━━━ DATA TO PROCESS

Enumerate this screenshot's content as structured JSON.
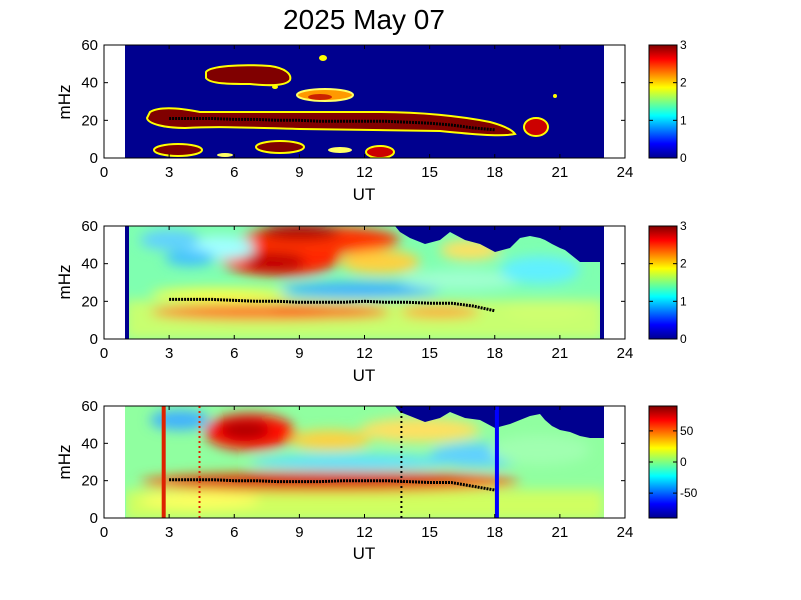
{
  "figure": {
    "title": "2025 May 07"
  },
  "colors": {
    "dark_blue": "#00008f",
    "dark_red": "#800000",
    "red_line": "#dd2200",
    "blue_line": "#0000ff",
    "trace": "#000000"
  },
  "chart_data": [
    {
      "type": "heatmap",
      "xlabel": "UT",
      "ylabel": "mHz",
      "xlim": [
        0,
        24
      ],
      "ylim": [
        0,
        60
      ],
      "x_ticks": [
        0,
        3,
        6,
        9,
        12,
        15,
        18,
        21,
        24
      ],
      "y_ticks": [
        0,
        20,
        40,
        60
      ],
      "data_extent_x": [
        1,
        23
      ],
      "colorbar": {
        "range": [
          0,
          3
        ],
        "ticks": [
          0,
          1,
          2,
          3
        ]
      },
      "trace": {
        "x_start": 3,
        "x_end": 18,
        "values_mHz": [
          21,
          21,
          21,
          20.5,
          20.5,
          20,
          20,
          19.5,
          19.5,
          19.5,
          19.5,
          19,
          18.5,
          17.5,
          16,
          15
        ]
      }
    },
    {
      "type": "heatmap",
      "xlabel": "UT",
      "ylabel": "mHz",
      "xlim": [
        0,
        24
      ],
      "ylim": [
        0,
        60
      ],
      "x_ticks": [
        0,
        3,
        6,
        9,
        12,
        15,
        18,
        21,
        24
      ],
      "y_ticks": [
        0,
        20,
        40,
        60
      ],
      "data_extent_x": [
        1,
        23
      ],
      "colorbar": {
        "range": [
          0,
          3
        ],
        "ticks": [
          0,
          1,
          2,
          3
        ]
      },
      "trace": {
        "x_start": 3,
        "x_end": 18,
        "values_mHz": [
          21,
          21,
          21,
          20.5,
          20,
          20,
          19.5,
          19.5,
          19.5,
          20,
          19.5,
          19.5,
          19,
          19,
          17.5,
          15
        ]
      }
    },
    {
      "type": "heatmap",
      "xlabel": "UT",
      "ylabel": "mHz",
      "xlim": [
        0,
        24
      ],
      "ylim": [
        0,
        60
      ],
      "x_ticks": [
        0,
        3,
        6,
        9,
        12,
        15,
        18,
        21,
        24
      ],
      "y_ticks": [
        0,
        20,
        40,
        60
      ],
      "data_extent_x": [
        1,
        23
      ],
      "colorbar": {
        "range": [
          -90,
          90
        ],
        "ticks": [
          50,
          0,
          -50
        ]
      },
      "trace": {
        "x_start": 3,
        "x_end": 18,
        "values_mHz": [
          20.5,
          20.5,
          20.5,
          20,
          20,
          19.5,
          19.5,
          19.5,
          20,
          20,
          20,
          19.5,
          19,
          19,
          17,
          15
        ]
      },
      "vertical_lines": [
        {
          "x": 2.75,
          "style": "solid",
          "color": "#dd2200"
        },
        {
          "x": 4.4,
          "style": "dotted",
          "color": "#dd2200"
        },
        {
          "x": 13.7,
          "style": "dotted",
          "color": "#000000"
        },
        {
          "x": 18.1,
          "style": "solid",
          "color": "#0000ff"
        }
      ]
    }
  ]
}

━━━━━━

* [WHAT TO PRODUCE]
Repeat the entries exactly. Pictures are excluded from the copy.

* [EXERCISE RESPONSE]
Enumerate this screenshot's content as structured JSON.
{
  "figure": {
    "title": "2025 May 07"
  },
  "colors": {
    "dark_blue": "#00008f",
    "dark_red": "#800000",
    "red_line": "#dd2200",
    "blue_line": "#0000ff",
    "trace": "#000000"
  },
  "chart_data": [
    {
      "type": "heatmap",
      "xlabel": "UT",
      "ylabel": "mHz",
      "xlim": [
        0,
        24
      ],
      "ylim": [
        0,
        60
      ],
      "x_ticks": [
        0,
        3,
        6,
        9,
        12,
        15,
        18,
        21,
        24
      ],
      "y_ticks": [
        0,
        20,
        40,
        60
      ],
      "data_extent_x": [
        1,
        23
      ],
      "colorbar": {
        "range": [
          0,
          3
        ],
        "ticks": [
          0,
          1,
          2,
          3
        ]
      },
      "trace": {
        "x_start": 3,
        "x_end": 18,
        "values_mHz": [
          21,
          21,
          21,
          20.5,
          20.5,
          20,
          20,
          19.5,
          19.5,
          19.5,
          19.5,
          19,
          18.5,
          17.5,
          16,
          15
        ]
      }
    },
    {
      "type": "heatmap",
      "xlabel": "UT",
      "ylabel": "mHz",
      "xlim": [
        0,
        24
      ],
      "ylim": [
        0,
        60
      ],
      "x_ticks": [
        0,
        3,
        6,
        9,
        12,
        15,
        18,
        21,
        24
      ],
      "y_ticks": [
        0,
        20,
        40,
        60
      ],
      "data_extent_x": [
        1,
        23
      ],
      "colorbar": {
        "range": [
          0,
          3
        ],
        "ticks": [
          0,
          1,
          2,
          3
        ]
      },
      "trace": {
        "x_start": 3,
        "x_end": 18,
        "values_mHz": [
          21,
          21,
          21,
          20.5,
          20,
          20,
          19.5,
          19.5,
          19.5,
          20,
          19.5,
          19.5,
          19,
          19,
          17.5,
          15
        ]
      }
    },
    {
      "type": "heatmap",
      "xlabel": "UT",
      "ylabel": "mHz",
      "xlim": [
        0,
        24
      ],
      "ylim": [
        0,
        60
      ],
      "x_ticks": [
        0,
        3,
        6,
        9,
        12,
        15,
        18,
        21,
        24
      ],
      "y_ticks": [
        0,
        20,
        40,
        60
      ],
      "data_extent_x": [
        1,
        23
      ],
      "colorbar": {
        "range": [
          -90,
          90
        ],
        "ticks": [
          50,
          0,
          -50
        ]
      },
      "trace": {
        "x_start": 3,
        "x_end": 18,
        "values_mHz": [
          20.5,
          20.5,
          20.5,
          20,
          20,
          19.5,
          19.5,
          19.5,
          20,
          20,
          20,
          19.5,
          19,
          19,
          17,
          15
        ]
      },
      "vertical_lines": [
        {
          "x": 2.75,
          "style": "solid",
          "color": "#dd2200"
        },
        {
          "x": 4.4,
          "style": "dotted",
          "color": "#dd2200"
        },
        {
          "x": 13.7,
          "style": "dotted",
          "color": "#000000"
        },
        {
          "x": 18.1,
          "style": "solid",
          "color": "#0000ff"
        }
      ]
    }
  ]
}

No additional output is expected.